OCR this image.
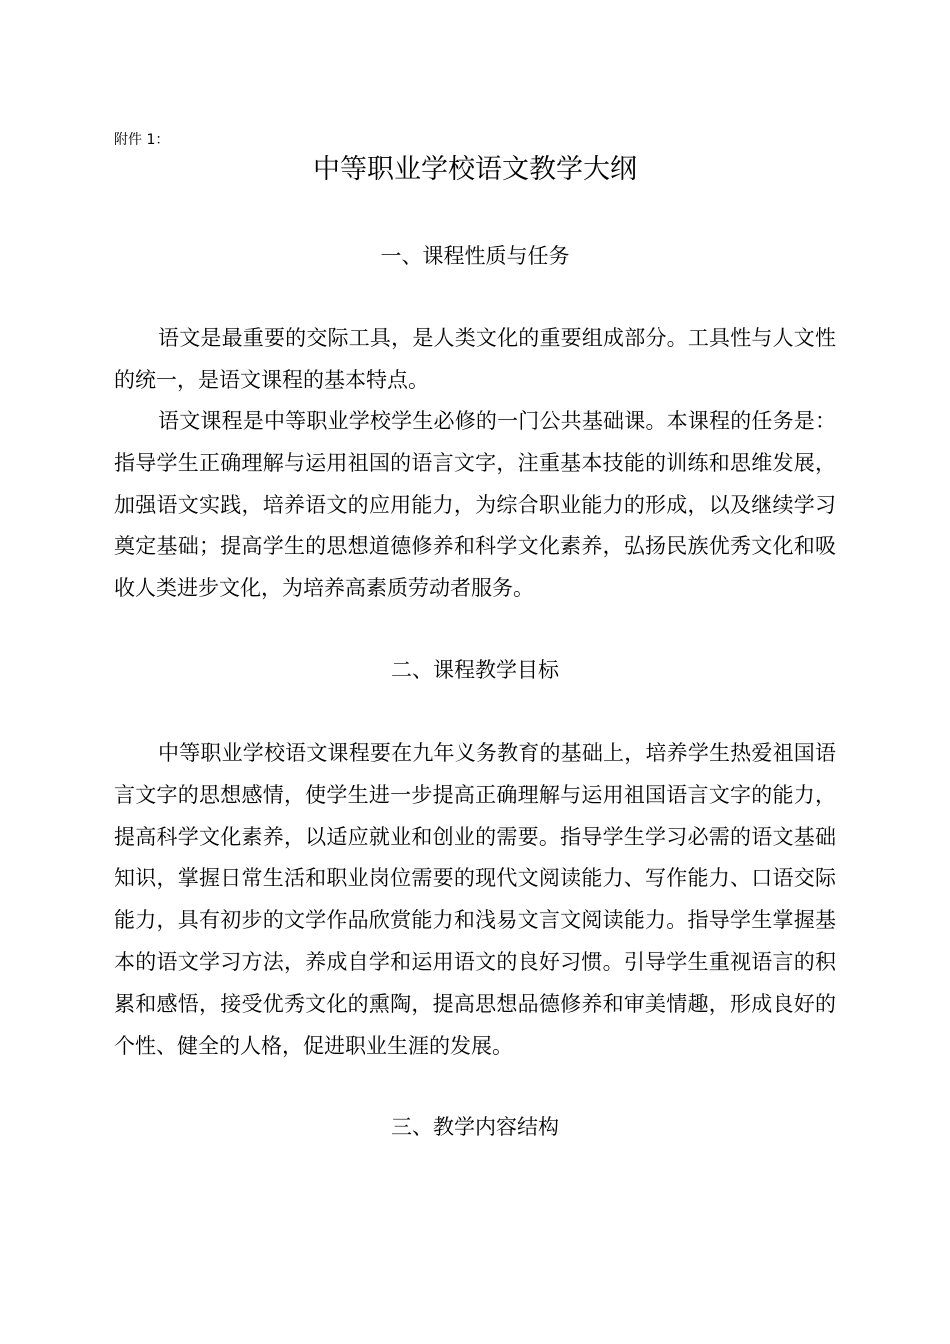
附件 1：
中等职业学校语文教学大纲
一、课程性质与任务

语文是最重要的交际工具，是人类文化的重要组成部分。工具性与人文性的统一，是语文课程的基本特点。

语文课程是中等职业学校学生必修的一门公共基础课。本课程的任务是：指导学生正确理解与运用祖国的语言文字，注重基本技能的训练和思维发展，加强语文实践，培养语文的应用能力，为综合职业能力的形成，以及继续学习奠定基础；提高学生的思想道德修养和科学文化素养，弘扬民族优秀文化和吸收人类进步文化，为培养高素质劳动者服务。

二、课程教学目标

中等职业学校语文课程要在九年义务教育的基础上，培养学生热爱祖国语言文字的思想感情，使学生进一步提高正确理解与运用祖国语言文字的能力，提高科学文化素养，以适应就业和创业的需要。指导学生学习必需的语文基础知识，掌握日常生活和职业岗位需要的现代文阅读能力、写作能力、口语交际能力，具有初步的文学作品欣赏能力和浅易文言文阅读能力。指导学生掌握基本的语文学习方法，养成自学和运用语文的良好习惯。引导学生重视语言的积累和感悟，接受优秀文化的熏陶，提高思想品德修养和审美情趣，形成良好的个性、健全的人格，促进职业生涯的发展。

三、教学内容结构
■ ■ ■ ■ ■
Without the pictures, restate all the entries above exactly.

OCR this image.
附件 1：
中等职业学校语文教学大纲
一、课程性质与任务

语文是最重要的交际工具，是人类文化的重要组成部分。工具性与人文性的统一，是语文课程的基本特点。

语文课程是中等职业学校学生必修的一门公共基础课。本课程的任务是：指导学生正确理解与运用祖国的语言文字，注重基本技能的训练和思维发展，加强语文实践，培养语文的应用能力，为综合职业能力的形成，以及继续学习奠定基础；提高学生的思想道德修养和科学文化素养，弘扬民族优秀文化和吸收人类进步文化，为培养高素质劳动者服务。

二、课程教学目标

中等职业学校语文课程要在九年义务教育的基础上，培养学生热爱祖国语言文字的思想感情，使学生进一步提高正确理解与运用祖国语言文字的能力，提高科学文化素养，以适应就业和创业的需要。指导学生学习必需的语文基础知识，掌握日常生活和职业岗位需要的现代文阅读能力、写作能力、口语交际能力，具有初步的文学作品欣赏能力和浅易文言文阅读能力。指导学生掌握基本的语文学习方法，养成自学和运用语文的良好习惯。引导学生重视语言的积累和感悟，接受优秀文化的熏陶，提高思想品德修养和审美情趣，形成良好的个性、健全的人格，促进职业生涯的发展。

三、教学内容结构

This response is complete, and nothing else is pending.